=== PROBLEM DETAILS ===
Continue the commentary on what Israeli leaders know about the prospects for Middle East peace, picking up right after its closing point about radical Islamist groups.

=== TEXT SHOWN ===
Netanyahu politely, and no doubt firmly, demurred.

When last heard from before this, Moratinos, who seems to take his own middle name as meaning he is the Syrian dictatorship's guardian angel, was advocating signing a major economic cooperation agreement with Damascus without conditioning it on that regime behaving better on human rights.

Israeli leaders know, largely across the political spectrum, that Assad isn't interested in peace with Israel.

They also know:

--Iran is seeking nuclear weapons at all costs and will use them to further Tehran's ambitions, and that halfhearted sanctions and falling for more of the regime's stalling tactics won't help matters.

--The Palestinian Authority is incapable of making a comprehensive peace and not that interested in trying. That doesn't mean some cooperation can't be fruitful but not a full resolution ending the conflict. At the same time, it is clearly recognized that the Palestinian Authority—being too weak and too radical simultaneously—is the main barrier to peace, and that the true moderate transformation of Palestinians and acceptance of a two-state solution has barely begun. Indeed, one can argue that public opinion and politics are moving in an even more intransigent direction.

--Hizballah and Hamas are not interested in becoming moderate and that concessions both enable and encourage them to be more aggressive.

--If radical Islamist groups take over Arab countries they won't moderate, whatever their pretensions to fool the West, and this will be the source of massive war, terrorism, and suffering for the region.

=== DATA EXTRACT ===
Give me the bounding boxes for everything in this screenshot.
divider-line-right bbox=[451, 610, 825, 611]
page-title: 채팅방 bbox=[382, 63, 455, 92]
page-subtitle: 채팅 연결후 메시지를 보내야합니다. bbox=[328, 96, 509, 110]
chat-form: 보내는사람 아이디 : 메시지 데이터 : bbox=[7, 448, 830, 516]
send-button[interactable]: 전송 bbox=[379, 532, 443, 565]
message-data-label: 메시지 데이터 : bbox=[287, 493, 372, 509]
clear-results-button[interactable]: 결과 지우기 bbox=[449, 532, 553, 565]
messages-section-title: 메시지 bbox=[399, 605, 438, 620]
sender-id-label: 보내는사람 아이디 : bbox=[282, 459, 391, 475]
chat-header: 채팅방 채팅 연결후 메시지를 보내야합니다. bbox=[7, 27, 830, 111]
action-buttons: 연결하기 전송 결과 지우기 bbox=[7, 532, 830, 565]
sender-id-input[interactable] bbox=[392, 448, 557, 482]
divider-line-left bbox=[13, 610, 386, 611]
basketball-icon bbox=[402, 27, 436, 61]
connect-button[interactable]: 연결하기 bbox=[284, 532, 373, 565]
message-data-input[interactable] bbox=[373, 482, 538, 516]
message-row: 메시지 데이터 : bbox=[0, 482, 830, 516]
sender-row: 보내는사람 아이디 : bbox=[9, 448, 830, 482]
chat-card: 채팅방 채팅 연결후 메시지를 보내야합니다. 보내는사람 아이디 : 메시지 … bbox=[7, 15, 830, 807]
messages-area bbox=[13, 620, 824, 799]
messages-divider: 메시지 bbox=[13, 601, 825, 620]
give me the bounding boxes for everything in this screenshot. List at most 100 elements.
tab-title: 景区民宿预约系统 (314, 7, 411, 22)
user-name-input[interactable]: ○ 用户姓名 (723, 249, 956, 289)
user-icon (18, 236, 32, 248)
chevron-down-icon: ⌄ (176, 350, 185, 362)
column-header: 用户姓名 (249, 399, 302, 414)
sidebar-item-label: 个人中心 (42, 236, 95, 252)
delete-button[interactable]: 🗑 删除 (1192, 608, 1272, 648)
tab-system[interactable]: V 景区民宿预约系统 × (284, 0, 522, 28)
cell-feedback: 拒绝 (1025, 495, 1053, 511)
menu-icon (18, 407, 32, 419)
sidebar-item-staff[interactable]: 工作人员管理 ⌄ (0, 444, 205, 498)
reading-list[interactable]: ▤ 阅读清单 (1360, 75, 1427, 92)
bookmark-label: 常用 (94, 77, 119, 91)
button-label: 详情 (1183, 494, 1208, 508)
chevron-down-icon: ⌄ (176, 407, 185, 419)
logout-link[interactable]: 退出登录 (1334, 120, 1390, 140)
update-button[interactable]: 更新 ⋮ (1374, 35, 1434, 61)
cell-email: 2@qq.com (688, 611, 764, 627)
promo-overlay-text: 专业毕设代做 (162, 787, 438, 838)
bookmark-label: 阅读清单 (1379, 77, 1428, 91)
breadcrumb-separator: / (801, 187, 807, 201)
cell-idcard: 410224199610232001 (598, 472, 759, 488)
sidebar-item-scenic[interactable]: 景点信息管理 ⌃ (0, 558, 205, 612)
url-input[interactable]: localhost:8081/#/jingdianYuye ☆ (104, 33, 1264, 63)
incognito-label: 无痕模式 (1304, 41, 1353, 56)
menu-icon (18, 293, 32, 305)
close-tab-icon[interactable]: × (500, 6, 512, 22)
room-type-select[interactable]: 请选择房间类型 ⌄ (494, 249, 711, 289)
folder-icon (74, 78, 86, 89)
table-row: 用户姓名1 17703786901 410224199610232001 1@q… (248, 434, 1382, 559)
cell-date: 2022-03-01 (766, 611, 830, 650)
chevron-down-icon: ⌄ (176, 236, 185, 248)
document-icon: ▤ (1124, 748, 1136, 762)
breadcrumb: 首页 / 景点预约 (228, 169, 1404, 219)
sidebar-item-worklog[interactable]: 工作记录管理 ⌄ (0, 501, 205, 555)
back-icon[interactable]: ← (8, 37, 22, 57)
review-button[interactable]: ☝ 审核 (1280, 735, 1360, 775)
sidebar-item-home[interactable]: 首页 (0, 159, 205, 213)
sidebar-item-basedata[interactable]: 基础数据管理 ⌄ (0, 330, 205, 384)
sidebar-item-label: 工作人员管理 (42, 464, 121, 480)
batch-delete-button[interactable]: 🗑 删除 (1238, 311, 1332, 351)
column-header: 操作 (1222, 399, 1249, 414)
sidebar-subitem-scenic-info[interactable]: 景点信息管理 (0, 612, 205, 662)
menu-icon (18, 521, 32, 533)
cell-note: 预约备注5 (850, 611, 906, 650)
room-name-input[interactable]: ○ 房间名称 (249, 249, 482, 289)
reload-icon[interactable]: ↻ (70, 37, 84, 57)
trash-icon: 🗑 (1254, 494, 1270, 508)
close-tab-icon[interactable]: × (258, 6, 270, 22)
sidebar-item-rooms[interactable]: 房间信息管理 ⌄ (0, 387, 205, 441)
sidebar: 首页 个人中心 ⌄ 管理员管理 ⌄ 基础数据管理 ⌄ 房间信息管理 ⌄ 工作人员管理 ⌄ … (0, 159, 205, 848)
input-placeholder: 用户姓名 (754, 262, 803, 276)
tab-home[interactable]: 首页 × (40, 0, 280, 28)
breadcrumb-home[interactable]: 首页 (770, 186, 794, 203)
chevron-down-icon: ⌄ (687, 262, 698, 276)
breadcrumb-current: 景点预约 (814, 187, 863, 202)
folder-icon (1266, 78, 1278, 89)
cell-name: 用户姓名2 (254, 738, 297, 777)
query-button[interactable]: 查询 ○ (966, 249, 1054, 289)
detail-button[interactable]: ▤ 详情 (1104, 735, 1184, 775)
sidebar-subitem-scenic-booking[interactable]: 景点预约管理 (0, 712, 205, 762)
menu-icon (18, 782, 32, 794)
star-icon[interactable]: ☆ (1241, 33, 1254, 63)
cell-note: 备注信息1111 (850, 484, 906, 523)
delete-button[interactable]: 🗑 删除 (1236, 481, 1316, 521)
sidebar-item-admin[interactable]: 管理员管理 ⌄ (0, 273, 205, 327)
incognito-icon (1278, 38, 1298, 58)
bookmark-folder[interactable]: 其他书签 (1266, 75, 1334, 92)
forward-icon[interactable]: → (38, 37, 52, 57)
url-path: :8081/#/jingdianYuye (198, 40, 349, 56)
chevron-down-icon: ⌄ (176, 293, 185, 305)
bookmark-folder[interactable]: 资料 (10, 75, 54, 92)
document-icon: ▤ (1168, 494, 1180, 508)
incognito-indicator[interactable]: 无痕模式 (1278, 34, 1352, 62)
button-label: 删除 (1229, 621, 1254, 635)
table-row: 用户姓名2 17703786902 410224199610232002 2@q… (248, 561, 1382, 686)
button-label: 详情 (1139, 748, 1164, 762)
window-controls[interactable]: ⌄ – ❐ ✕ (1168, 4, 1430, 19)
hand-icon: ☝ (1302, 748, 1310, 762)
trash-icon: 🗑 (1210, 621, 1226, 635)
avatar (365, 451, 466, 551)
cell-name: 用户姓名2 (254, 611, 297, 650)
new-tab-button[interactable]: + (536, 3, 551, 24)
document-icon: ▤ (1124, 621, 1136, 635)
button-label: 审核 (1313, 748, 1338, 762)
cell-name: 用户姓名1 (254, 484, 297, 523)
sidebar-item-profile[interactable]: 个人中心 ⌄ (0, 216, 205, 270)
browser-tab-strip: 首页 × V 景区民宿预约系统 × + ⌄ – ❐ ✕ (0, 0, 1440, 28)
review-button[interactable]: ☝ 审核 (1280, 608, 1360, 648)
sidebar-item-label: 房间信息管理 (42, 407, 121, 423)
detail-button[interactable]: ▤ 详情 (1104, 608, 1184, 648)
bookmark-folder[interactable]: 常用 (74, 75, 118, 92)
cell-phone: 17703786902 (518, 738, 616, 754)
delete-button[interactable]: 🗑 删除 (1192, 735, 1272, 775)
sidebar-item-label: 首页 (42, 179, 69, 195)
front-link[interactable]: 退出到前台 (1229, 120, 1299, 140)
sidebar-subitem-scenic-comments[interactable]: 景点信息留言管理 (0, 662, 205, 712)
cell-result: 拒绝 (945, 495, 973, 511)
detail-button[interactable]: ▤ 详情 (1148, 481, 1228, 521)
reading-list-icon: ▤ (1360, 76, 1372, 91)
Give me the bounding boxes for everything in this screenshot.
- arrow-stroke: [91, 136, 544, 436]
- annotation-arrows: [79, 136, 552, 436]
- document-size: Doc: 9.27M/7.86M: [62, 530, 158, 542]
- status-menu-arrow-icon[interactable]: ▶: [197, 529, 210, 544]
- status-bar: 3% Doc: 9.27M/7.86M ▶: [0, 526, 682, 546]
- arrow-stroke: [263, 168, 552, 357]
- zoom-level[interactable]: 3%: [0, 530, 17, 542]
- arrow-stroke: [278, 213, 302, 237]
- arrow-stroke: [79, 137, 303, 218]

=== OUTPUT OF THE TASK ===
--That all too few people in Western governments either understand the above-mentioned facts or for a variety of reasons (greed for trade, fear of conflict, seeking easy popularity, naiveté, ideology, ignorance, antisemitism, and you name it) won't face these facts.

At the beginning of this year, a new addition was made to this list:

--Turkey is governed by an Islamist party that has strong ant-Israel, anti-American, and anti-Western views no matter how much it pretends otherwise.

Now it can certainly be argued that Israeli analysts, journalists, and political figures have a vested interest in pushing these arguments. But that isn't exactly true. Many or most of them would be far happier celebrating the great chance for a breakthrough to peace and how apparent enemies just want to get along.

The same goes for ideology as an explanation. A variety of different viewpoints are represented, one can find people who have changed their minds due to experience and developments. And even if you think that someone is "right-wing" or any other category you dislike, it is still worthwhile examining the facts and arguments presented to judge whether they are correct.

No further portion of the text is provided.